Output the lines below as a numbered list, from the first one through the line containing "mini-max-dot [877,878,885,886]", and leave out any blank lines.

* [EXERCISE INPUTS]:
◆ ◆ ◆ ◆ ◆

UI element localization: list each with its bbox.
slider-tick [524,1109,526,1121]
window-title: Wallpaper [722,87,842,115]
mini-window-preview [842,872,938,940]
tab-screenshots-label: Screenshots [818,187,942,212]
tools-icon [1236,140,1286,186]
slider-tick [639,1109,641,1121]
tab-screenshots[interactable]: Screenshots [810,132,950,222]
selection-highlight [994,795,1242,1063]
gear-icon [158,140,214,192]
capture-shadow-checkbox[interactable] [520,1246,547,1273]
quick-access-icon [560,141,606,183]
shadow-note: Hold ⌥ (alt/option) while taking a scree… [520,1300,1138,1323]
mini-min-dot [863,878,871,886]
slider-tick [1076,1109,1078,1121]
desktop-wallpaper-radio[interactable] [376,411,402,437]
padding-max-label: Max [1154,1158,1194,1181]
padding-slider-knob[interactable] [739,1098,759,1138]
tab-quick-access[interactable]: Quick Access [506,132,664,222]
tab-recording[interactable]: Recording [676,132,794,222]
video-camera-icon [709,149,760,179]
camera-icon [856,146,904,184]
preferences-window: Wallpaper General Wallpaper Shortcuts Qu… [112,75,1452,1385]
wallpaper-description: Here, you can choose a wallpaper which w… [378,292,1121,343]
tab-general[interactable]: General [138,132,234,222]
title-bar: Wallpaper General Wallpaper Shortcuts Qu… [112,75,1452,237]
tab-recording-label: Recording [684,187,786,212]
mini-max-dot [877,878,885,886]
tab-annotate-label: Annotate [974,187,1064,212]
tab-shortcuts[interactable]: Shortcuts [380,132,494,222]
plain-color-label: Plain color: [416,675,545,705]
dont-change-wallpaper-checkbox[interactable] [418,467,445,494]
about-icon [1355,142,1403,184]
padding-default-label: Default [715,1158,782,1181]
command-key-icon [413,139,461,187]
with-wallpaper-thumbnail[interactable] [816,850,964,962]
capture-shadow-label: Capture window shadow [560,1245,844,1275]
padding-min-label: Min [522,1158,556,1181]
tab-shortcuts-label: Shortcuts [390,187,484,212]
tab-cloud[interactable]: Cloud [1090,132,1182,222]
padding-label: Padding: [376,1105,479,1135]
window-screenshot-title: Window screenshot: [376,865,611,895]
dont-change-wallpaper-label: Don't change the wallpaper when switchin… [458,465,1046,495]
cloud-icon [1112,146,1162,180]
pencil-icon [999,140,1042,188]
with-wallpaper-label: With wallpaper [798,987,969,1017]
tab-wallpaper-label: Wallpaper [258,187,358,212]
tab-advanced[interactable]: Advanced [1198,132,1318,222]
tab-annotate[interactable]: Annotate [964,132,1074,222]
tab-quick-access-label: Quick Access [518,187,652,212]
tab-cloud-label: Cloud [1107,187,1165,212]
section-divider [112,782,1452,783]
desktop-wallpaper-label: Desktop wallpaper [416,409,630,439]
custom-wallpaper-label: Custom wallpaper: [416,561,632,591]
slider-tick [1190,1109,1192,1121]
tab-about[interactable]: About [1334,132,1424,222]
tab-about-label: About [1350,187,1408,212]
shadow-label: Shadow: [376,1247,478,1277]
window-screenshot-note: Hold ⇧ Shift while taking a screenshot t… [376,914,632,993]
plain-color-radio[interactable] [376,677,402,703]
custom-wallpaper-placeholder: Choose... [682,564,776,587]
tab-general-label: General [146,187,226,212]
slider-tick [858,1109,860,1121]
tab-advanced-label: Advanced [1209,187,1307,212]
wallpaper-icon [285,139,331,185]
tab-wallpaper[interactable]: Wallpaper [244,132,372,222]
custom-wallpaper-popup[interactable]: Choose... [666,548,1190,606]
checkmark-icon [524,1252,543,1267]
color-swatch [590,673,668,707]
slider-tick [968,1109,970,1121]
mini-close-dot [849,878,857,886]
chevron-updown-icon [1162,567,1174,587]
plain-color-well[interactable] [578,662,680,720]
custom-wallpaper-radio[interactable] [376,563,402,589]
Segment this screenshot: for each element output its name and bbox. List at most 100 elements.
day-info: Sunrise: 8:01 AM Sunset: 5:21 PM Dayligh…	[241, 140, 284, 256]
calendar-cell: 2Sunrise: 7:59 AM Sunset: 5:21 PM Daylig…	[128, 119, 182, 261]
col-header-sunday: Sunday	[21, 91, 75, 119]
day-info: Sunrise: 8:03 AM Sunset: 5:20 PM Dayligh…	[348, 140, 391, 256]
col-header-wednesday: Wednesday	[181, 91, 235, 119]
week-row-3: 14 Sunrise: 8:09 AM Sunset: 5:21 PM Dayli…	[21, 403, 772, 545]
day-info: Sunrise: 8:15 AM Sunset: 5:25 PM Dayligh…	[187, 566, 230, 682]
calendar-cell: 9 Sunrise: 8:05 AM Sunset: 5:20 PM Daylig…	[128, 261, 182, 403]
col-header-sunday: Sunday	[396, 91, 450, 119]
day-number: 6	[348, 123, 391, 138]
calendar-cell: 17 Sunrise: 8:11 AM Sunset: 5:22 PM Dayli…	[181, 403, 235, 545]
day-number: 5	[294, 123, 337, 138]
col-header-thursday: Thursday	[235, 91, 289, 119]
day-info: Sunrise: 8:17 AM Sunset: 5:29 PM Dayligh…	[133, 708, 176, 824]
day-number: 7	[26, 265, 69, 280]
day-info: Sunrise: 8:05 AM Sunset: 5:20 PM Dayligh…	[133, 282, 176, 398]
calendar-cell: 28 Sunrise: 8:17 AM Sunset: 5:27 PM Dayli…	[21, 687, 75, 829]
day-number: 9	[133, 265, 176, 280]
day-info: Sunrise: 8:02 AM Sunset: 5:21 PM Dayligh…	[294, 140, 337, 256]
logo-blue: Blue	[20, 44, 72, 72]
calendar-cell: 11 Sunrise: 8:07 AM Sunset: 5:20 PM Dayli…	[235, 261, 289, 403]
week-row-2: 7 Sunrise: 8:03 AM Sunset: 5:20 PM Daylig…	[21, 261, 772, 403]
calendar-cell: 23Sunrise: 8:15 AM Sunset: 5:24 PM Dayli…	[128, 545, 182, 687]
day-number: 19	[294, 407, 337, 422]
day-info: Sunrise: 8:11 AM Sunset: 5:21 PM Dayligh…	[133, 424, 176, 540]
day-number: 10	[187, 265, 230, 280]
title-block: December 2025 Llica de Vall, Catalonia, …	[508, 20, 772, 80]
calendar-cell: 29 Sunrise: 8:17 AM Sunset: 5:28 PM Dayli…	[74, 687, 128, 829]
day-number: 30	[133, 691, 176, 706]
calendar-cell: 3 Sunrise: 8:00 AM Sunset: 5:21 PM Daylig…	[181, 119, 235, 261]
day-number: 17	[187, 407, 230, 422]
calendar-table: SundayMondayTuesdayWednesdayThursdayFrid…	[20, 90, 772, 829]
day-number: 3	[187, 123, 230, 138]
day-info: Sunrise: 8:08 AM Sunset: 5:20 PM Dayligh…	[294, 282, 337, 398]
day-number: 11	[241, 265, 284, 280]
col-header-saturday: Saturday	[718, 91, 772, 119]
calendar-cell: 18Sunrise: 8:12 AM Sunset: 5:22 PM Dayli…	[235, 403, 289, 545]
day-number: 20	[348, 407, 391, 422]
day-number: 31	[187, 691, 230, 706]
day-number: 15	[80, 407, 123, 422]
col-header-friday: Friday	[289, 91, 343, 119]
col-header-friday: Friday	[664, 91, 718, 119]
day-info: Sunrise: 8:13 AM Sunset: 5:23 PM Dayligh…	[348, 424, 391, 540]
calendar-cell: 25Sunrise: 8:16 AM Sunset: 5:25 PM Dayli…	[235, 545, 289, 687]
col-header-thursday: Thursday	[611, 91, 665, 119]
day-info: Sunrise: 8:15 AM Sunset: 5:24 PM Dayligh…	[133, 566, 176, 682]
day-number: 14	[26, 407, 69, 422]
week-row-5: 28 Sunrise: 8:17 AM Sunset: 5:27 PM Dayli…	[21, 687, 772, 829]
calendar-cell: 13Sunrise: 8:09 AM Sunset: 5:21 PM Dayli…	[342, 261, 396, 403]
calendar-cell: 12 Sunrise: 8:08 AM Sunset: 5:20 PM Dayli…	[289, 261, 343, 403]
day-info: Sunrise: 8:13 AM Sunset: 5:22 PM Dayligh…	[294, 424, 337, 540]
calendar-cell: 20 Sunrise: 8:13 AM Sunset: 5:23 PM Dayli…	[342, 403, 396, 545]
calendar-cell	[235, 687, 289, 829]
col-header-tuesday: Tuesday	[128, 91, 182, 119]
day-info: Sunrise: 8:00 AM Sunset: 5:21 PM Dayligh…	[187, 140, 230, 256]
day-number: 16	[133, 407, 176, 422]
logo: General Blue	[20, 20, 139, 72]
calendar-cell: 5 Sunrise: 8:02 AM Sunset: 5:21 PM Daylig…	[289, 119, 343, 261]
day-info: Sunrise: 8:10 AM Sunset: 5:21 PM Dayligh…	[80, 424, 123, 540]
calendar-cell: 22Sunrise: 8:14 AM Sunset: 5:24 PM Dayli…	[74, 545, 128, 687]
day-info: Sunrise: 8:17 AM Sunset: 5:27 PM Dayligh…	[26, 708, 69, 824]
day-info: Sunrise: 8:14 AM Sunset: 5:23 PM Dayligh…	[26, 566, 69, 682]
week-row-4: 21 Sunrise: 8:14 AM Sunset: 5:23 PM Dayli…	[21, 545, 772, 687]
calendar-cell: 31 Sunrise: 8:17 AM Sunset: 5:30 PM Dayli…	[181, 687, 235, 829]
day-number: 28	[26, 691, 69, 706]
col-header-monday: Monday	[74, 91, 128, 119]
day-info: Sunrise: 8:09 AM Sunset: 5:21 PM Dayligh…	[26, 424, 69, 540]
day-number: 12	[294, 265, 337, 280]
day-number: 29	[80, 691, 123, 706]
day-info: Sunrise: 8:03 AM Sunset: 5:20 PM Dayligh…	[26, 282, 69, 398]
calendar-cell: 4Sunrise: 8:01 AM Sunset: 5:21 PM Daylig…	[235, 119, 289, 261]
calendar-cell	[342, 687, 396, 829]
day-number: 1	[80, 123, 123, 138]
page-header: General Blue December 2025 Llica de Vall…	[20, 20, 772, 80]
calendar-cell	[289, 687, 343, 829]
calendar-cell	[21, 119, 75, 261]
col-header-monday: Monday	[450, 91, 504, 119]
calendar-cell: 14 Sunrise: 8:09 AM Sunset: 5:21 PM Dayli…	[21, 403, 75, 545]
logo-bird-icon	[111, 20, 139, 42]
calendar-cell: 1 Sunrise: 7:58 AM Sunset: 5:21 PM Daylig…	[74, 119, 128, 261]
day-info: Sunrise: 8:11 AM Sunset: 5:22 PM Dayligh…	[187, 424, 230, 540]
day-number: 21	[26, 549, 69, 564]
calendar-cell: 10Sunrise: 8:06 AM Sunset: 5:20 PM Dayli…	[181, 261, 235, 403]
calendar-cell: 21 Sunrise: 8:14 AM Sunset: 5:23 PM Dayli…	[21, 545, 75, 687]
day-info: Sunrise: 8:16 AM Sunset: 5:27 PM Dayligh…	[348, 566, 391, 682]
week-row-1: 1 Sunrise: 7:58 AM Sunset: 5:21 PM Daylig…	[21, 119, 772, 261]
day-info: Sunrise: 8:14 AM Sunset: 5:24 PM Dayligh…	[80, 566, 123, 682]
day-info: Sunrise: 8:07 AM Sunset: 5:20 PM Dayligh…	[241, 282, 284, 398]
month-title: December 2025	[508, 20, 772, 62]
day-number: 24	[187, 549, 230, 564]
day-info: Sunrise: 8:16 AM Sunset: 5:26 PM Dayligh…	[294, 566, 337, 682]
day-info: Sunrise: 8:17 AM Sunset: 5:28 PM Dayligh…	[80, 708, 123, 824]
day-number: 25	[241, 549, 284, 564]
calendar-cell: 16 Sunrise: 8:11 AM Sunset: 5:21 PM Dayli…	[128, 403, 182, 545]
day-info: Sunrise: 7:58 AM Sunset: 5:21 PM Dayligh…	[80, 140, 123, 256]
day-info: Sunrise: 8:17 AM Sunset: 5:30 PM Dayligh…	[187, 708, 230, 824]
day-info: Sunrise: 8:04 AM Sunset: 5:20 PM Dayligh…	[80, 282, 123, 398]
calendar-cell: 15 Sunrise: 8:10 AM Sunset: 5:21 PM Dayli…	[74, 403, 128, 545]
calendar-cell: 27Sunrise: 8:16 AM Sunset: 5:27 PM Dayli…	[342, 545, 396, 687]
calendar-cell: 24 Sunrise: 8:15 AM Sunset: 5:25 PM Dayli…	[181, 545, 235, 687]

◆ ◆ ◆ ◆ ◆

* [OUTPUT]:
1. UI element localization: list each with its bbox.
2. slider-tick [524,1109,526,1121]
3. window-title: Wallpaper [722,87,842,115]
4. mini-window-preview [842,872,938,940]
5. tab-screenshots-label: Screenshots [818,187,942,212]
6. tools-icon [1236,140,1286,186]
7. slider-tick [639,1109,641,1121]
8. tab-screenshots[interactable]: Screenshots [810,132,950,222]
9. selection-highlight [994,795,1242,1063]
10. gear-icon [158,140,214,192]
11. capture-shadow-checkbox[interactable] [520,1246,547,1273]
12. quick-access-icon [560,141,606,183]
13. shadow-note: Hold ⌥ (alt/option) while taking a scree… [520,1300,1138,1323]
14. mini-min-dot [863,878,871,886]
15. slider-tick [1076,1109,1078,1121]
16. desktop-wallpaper-radio[interactable] [376,411,402,437]
17. padding-max-label: Max [1154,1158,1194,1181]
18. padding-slider-knob[interactable] [739,1098,759,1138]
19. tab-quick-access[interactable]: Quick Access [506,132,664,222]
20. tab-recording[interactable]: Recording [676,132,794,222]
21. video-camera-icon [709,149,760,179]
22. camera-icon [856,146,904,184]
23. preferences-window: Wallpaper General Wallpaper Shortcuts Qu… [112,75,1452,1385]
24. wallpaper-description: Here, you can choose a wallpaper which w… [378,292,1121,343]
25. tab-general[interactable]: General [138,132,234,222]
26. title-bar: Wallpaper General Wallpaper Shortcuts Qu… [112,75,1452,237]
27. tab-recording-label: Recording [684,187,786,212]
28. mini-max-dot [877,878,885,886]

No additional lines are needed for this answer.